-- start of RECORDS FOR THIS EXERCISE --
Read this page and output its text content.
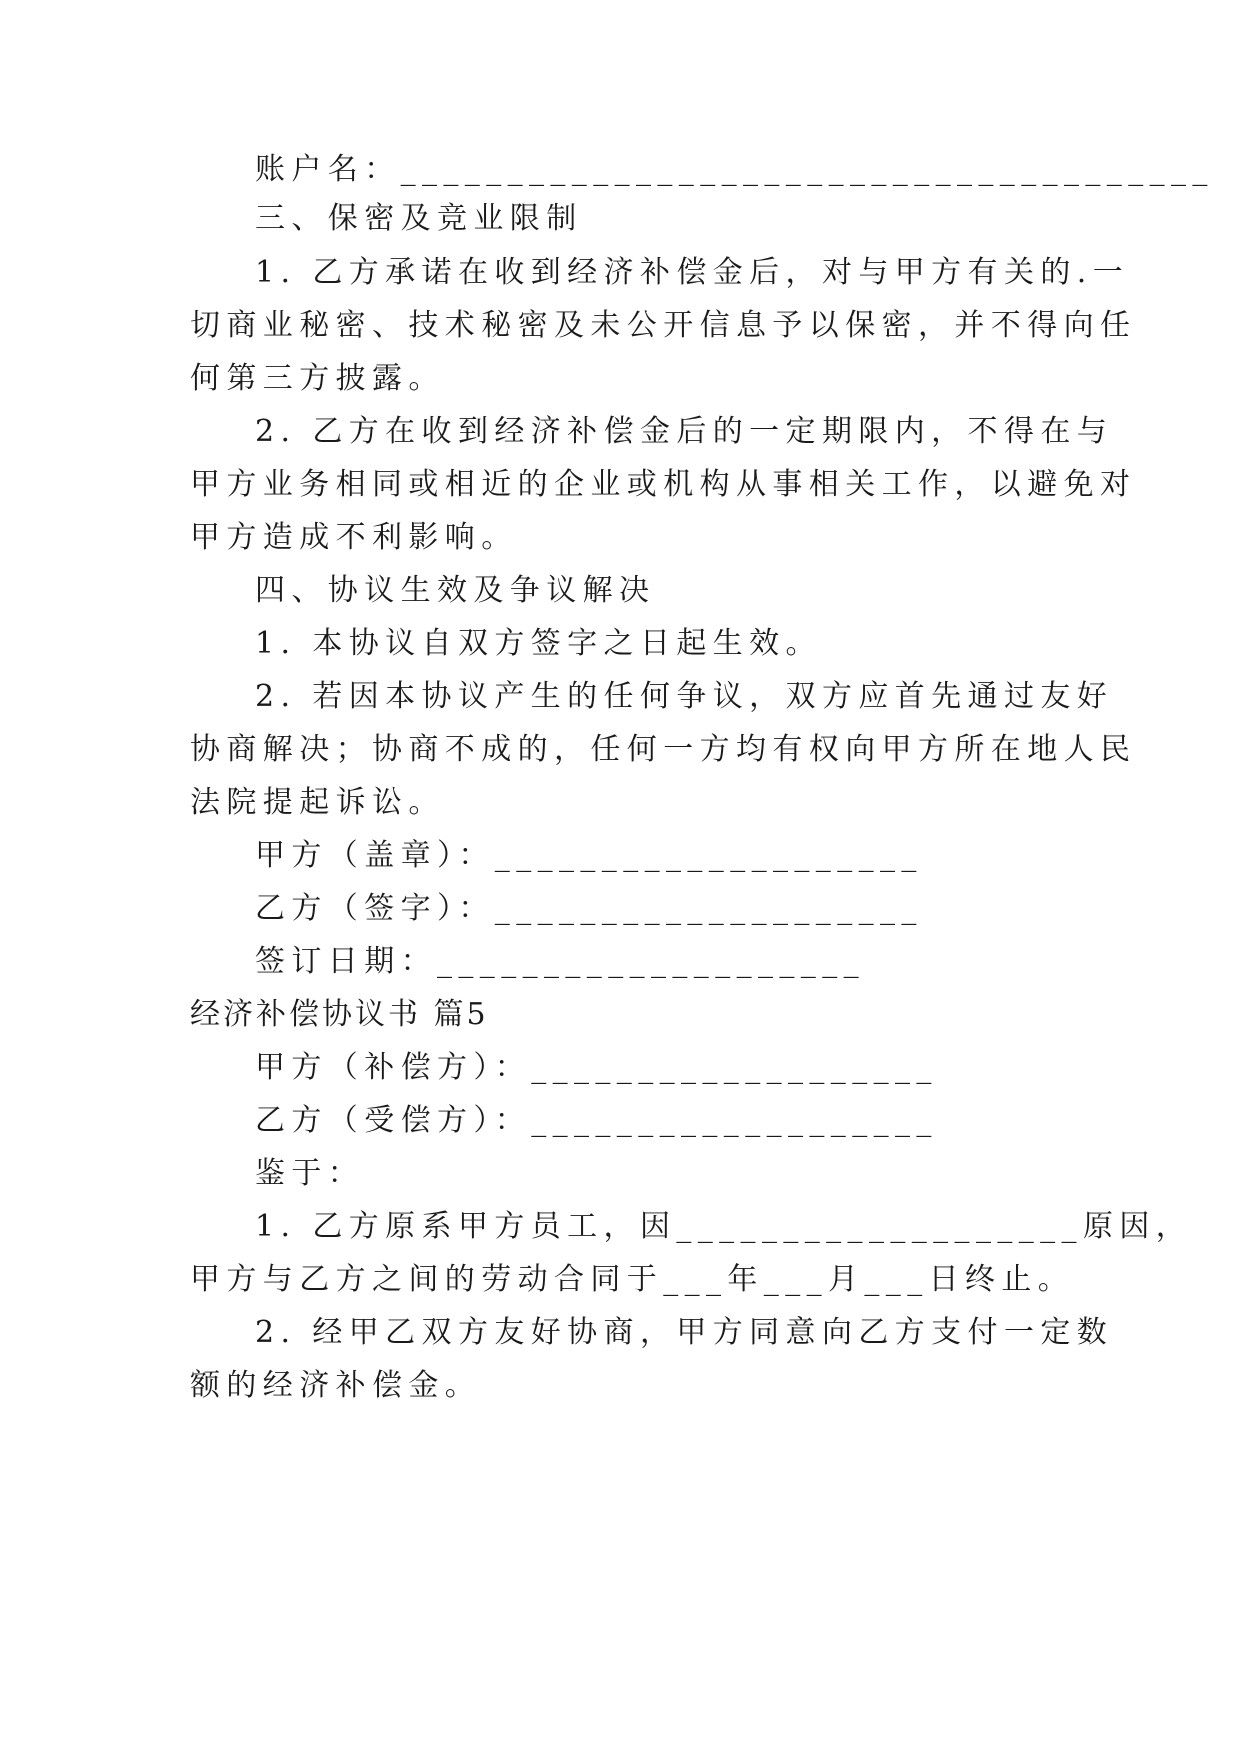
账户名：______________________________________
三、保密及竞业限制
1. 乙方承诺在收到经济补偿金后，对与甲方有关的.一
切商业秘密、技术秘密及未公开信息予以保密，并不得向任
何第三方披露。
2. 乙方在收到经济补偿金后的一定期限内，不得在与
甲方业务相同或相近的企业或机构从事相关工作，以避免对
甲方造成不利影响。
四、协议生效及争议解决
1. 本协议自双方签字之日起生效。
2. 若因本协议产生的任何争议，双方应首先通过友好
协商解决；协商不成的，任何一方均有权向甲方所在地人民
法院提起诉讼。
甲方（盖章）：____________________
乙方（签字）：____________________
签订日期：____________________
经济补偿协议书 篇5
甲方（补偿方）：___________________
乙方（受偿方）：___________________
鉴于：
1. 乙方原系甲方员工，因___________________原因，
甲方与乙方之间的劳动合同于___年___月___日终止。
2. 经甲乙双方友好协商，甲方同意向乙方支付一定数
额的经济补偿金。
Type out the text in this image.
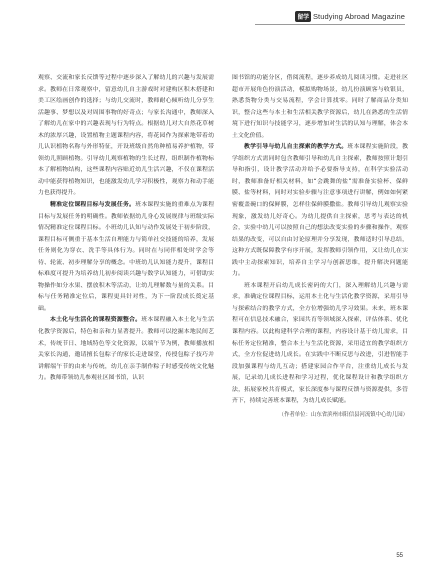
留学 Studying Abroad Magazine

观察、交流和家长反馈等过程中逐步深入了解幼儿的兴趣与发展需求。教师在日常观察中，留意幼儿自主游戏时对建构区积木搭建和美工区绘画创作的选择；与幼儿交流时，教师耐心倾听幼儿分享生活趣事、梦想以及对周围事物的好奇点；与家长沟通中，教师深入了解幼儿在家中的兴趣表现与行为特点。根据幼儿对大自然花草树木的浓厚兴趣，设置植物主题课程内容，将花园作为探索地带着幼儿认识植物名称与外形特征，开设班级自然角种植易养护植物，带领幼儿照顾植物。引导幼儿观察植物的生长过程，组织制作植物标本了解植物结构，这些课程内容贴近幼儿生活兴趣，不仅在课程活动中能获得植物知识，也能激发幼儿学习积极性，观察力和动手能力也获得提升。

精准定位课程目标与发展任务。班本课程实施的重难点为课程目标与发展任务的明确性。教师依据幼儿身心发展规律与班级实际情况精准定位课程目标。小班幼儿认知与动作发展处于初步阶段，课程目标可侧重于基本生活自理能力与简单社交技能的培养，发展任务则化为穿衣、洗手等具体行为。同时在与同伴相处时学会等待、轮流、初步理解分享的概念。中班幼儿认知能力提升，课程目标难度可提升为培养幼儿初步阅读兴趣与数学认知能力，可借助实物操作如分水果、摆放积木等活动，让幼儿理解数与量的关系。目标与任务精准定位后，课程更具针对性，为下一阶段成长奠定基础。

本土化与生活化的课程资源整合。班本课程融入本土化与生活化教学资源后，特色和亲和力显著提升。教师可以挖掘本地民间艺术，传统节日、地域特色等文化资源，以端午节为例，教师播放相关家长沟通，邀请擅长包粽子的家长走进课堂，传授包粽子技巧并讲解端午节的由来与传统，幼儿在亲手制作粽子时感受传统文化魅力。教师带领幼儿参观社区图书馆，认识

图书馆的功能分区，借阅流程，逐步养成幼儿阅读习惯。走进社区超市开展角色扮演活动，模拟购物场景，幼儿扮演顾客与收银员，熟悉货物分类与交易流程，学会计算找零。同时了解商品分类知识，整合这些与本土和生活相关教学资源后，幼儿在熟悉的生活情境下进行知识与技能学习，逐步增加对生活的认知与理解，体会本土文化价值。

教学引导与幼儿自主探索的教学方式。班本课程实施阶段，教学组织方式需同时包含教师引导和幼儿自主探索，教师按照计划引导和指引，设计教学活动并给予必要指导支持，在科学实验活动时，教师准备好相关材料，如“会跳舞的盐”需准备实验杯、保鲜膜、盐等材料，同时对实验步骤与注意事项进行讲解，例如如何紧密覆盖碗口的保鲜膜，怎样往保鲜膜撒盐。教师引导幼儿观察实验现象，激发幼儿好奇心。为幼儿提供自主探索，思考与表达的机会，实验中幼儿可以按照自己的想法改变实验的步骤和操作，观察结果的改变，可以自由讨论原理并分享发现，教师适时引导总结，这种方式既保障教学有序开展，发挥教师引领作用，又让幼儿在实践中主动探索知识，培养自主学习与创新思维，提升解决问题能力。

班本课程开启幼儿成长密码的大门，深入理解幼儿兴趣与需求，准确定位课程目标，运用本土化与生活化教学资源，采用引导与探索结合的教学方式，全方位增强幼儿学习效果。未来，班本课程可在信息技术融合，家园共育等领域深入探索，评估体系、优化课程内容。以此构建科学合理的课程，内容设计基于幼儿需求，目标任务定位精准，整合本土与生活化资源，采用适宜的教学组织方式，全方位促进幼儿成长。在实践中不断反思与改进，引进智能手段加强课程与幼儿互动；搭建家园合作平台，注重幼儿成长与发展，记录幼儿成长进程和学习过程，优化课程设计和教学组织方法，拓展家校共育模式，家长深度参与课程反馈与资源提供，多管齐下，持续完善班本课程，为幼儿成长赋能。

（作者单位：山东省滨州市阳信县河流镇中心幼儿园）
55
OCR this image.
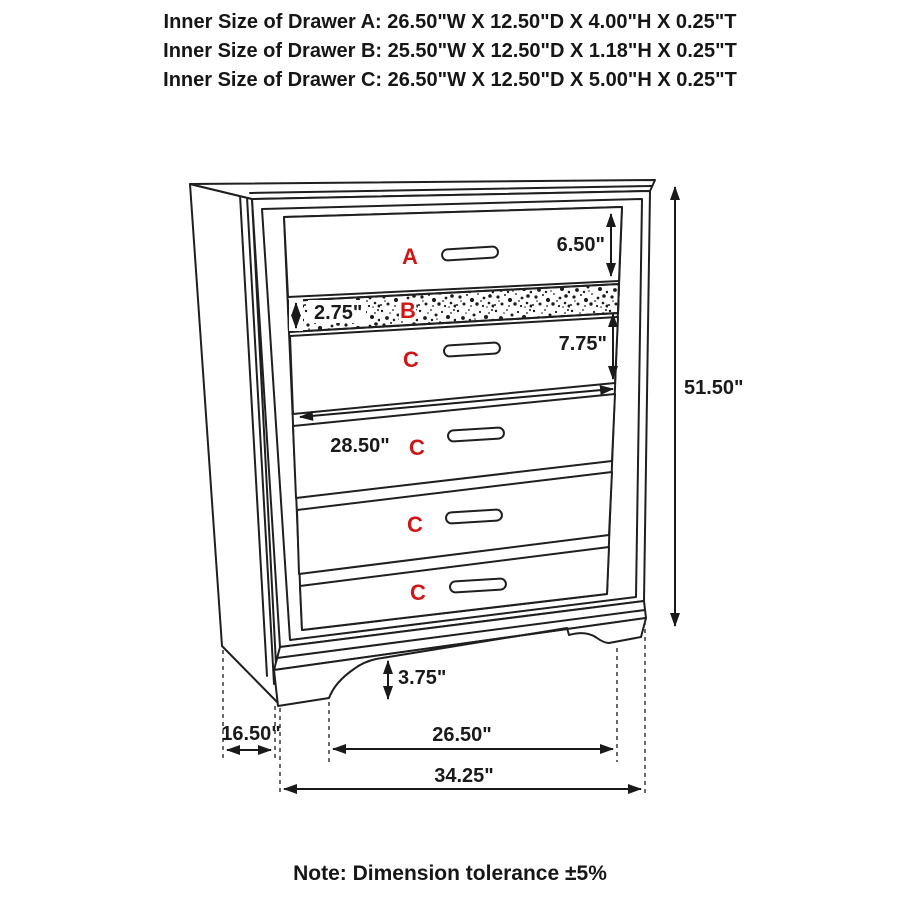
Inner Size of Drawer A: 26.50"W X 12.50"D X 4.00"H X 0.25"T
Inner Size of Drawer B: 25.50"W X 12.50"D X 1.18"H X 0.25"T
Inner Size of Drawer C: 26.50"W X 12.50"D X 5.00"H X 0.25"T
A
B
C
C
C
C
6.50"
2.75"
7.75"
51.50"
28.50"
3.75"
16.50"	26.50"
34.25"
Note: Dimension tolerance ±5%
-- end of RECORDS FOR THIS EXERCISE --
**SET PROBLEM:** Your task is to copy the entries in full and exactly, without any images.

**OUTPUT BELOW:**
Read this page and output its text content.
账户名：______________________________________
三、保密及竞业限制
1. 乙方承诺在收到经济补偿金后，对与甲方有关的.一
切商业秘密、技术秘密及未公开信息予以保密，并不得向任
何第三方披露。
2. 乙方在收到经济补偿金后的一定期限内，不得在与
甲方业务相同或相近的企业或机构从事相关工作，以避免对
甲方造成不利影响。
四、协议生效及争议解决
1. 本协议自双方签字之日起生效。
2. 若因本协议产生的任何争议，双方应首先通过友好
协商解决；协商不成的，任何一方均有权向甲方所在地人民
法院提起诉讼。
甲方（盖章）：____________________
乙方（签字）：____________________
签订日期：____________________
经济补偿协议书 篇5
甲方（补偿方）：___________________
乙方（受偿方）：___________________
鉴于：
1. 乙方原系甲方员工，因___________________原因，
甲方与乙方之间的劳动合同于___年___月___日终止。
2. 经甲乙双方友好协商，甲方同意向乙方支付一定数
额的经济补偿金。
Type out the text in this image.
留学 Studying Abroad Magazine

观察、交流和家长反馈等过程中逐步深入了解幼儿的兴趣与发展需求。教师在日常观察中，留意幼儿自主游戏时对建构区积木搭建和美工区绘画创作的选择；与幼儿交流时，教师耐心倾听幼儿分享生活趣事、梦想以及对周围事物的好奇点；与家长沟通中，教师深入了解幼儿在家中的兴趣表现与行为特点。根据幼儿对大自然花草树木的浓厚兴趣，设置植物主题课程内容，将花园作为探索地带着幼儿认识植物名称与外形特征，开设班级自然角种植易养护植物，带领幼儿照顾植物。引导幼儿观察植物的生长过程，组织制作植物标本了解植物结构，这些课程内容贴近幼儿生活兴趣，不仅在课程活动中能获得植物知识，也能激发幼儿学习积极性，观察力和动手能力也获得提升。

精准定位课程目标与发展任务。班本课程实施的重难点为课程目标与发展任务的明确性。教师依据幼儿身心发展规律与班级实际情况精准定位课程目标。小班幼儿认知与动作发展处于初步阶段，课程目标可侧重于基本生活自理能力与简单社交技能的培养，发展任务则化为穿衣、洗手等具体行为。同时在与同伴相处时学会等待、轮流、初步理解分享的概念。中班幼儿认知能力提升，课程目标难度可提升为培养幼儿初步阅读兴趣与数学认知能力，可借助实物操作如分水果、摆放积木等活动，让幼儿理解数与量的关系。目标与任务精准定位后，课程更具针对性，为下一阶段成长奠定基础。

本土化与生活化的课程资源整合。班本课程融入本土化与生活化教学资源后，特色和亲和力显著提升。教师可以挖掘本地民间艺术，传统节日、地域特色等文化资源，以端午节为例，教师播放相关家长沟通，邀请擅长包粽子的家长走进课堂，传授包粽子技巧并讲解端午节的由来与传统，幼儿在亲手制作粽子时感受传统文化魅力。教师带领幼儿参观社区图书馆，认识

图书馆的功能分区，借阅流程，逐步养成幼儿阅读习惯。走进社区超市开展角色扮演活动，模拟购物场景，幼儿扮演顾客与收银员，熟悉货物分类与交易流程，学会计算找零。同时了解商品分类知识，整合这些与本土和生活相关教学资源后，幼儿在熟悉的生活情境下进行知识与技能学习，逐步增加对生活的认知与理解，体会本土文化价值。

教学引导与幼儿自主探索的教学方式。班本课程实施阶段，教学组织方式需同时包含教师引导和幼儿自主探索，教师按照计划引导和指引，设计教学活动并给予必要指导支持，在科学实验活动时，教师准备好相关材料，如“会跳舞的盐”需准备实验杯、保鲜膜、盐等材料，同时对实验步骤与注意事项进行讲解，例如如何紧密覆盖碗口的保鲜膜，怎样往保鲜膜撒盐。教师引导幼儿观察实验现象，激发幼儿好奇心。为幼儿提供自主探索，思考与表达的机会，实验中幼儿可以按照自己的想法改变实验的步骤和操作，观察结果的改变，可以自由讨论原理并分享发现，教师适时引导总结，这种方式既保障教学有序开展，发挥教师引领作用，又让幼儿在实践中主动探索知识，培养自主学习与创新思维，提升解决问题能力。

班本课程开启幼儿成长密码的大门，深入理解幼儿兴趣与需求，准确定位课程目标，运用本土化与生活化教学资源，采用引导与探索结合的教学方式，全方位增强幼儿学习效果。未来，班本课程可在信息技术融合，家园共育等领域深入探索，评估体系、优化课程内容。以此构建科学合理的课程，内容设计基于幼儿需求，目标任务定位精准，整合本土与生活化资源，采用适宜的教学组织方式，全方位促进幼儿成长。在实践中不断反思与改进，引进智能手段加强课程与幼儿互动；搭建家园合作平台，注重幼儿成长与发展，记录幼儿成长进程和学习过程，优化课程设计和教学组织方法，拓展家校共育模式，家长深度参与课程反馈与资源提供，多管齐下，持续完善班本课程，为幼儿成长赋能。

（作者单位：山东省滨州市阳信县河流镇中心幼儿园）
55
OCR this image.
Inner Size of Drawer A: 26.50"W X 12.50"D X 4.00"H X 0.25"T
Inner Size of Drawer B: 25.50"W X 12.50"D X 1.18"H X 0.25"T
Inner Size of Drawer C: 26.50"W X 12.50"D X 5.00"H X 0.25"T
A
B
C
C
C
C
6.50"
2.75"
7.75"
51.50"
28.50"
3.75"
16.50"	26.50"
34.25"
Note: Dimension tolerance ±5%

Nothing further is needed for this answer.